══ Material provided ══
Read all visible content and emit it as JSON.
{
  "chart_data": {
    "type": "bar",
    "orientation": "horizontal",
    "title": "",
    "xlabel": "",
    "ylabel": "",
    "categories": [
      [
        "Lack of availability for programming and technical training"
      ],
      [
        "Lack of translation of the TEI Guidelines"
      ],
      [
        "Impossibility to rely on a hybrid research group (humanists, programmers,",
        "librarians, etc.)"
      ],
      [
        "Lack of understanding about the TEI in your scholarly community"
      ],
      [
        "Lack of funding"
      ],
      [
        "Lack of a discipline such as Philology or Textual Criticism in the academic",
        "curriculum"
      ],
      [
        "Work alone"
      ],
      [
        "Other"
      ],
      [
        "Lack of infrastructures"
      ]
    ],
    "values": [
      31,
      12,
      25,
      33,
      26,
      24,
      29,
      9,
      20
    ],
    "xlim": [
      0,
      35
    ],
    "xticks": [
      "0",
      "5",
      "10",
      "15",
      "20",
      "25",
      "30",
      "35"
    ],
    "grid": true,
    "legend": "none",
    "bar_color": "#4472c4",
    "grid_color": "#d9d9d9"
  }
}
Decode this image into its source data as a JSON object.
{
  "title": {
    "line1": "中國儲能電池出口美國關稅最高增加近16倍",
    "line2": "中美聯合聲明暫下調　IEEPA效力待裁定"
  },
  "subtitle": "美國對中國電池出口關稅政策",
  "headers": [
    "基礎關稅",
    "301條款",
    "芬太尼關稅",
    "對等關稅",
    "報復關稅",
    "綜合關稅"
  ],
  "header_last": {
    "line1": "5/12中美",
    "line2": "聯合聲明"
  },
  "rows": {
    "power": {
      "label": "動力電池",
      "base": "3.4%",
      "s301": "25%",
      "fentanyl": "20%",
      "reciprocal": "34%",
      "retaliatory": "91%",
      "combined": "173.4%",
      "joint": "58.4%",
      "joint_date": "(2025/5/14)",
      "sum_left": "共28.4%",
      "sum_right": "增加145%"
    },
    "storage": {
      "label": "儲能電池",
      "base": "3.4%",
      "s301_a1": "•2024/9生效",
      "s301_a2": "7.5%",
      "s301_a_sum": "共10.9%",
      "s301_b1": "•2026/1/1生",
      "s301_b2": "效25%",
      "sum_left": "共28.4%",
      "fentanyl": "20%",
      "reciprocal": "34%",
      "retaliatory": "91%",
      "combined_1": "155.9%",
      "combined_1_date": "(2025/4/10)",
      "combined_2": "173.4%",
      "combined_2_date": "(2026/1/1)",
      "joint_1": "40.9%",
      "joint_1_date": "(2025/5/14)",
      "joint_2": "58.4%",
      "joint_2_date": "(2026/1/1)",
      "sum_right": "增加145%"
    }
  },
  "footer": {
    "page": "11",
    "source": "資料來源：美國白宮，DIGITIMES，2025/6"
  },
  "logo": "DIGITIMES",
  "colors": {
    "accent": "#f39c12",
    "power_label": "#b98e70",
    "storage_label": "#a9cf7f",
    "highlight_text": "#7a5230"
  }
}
═══
Short task
Give the listing again, word for word.

Finished task
Read all visible content and emit it as JSON.
{
  "chart_data": {
    "type": "bar",
    "orientation": "horizontal",
    "title": "",
    "xlabel": "",
    "ylabel": "",
    "categories": [
      [
        "Lack of availability for programming and technical training"
      ],
      [
        "Lack of translation of the TEI Guidelines"
      ],
      [
        "Impossibility to rely on a hybrid research group (humanists, programmers,",
        "librarians, etc.)"
      ],
      [
        "Lack of understanding about the TEI in your scholarly community"
      ],
      [
        "Lack of funding"
      ],
      [
        "Lack of a discipline such as Philology or Textual Criticism in the academic",
        "curriculum"
      ],
      [
        "Work alone"
      ],
      [
        "Other"
      ],
      [
        "Lack of infrastructures"
      ]
    ],
    "values": [
      31,
      12,
      25,
      33,
      26,
      24,
      29,
      9,
      20
    ],
    "xlim": [
      0,
      35
    ],
    "xticks": [
      "0",
      "5",
      "10",
      "15",
      "20",
      "25",
      "30",
      "35"
    ],
    "grid": true,
    "legend": "none",
    "bar_color": "#4472c4",
    "grid_color": "#d9d9d9"
  }
}
Decode this image into its source data as a JSON object.
{
  "title": {
    "line1": "中國儲能電池出口美國關稅最高增加近16倍",
    "line2": "中美聯合聲明暫下調　IEEPA效力待裁定"
  },
  "subtitle": "美國對中國電池出口關稅政策",
  "headers": [
    "基礎關稅",
    "301條款",
    "芬太尼關稅",
    "對等關稅",
    "報復關稅",
    "綜合關稅"
  ],
  "header_last": {
    "line1": "5/12中美",
    "line2": "聯合聲明"
  },
  "rows": {
    "power": {
      "label": "動力電池",
      "base": "3.4%",
      "s301": "25%",
      "fentanyl": "20%",
      "reciprocal": "34%",
      "retaliatory": "91%",
      "combined": "173.4%",
      "joint": "58.4%",
      "joint_date": "(2025/5/14)",
      "sum_left": "共28.4%",
      "sum_right": "增加145%"
    },
    "storage": {
      "label": "儲能電池",
      "base": "3.4%",
      "s301_a1": "•2024/9生效",
      "s301_a2": "7.5%",
      "s301_a_sum": "共10.9%",
      "s301_b1": "•2026/1/1生",
      "s301_b2": "效25%",
      "sum_left": "共28.4%",
      "fentanyl": "20%",
      "reciprocal": "34%",
      "retaliatory": "91%",
      "combined_1": "155.9%",
      "combined_1_date": "(2025/4/10)",
      "combined_2": "173.4%",
      "combined_2_date": "(2026/1/1)",
      "joint_1": "40.9%",
      "joint_1_date": "(2025/5/14)",
      "joint_2": "58.4%",
      "joint_2_date": "(2026/1/1)",
      "sum_right": "增加145%"
    }
  },
  "footer": {
    "page": "11",
    "source": "資料來源：美國白宮，DIGITIMES，2025/6"
  },
  "logo": "DIGITIMES",
  "colors": {
    "accent": "#f39c12",
    "power_label": "#b98e70",
    "storage_label": "#a9cf7f",
    "highlight_text": "#7a5230"
  }
}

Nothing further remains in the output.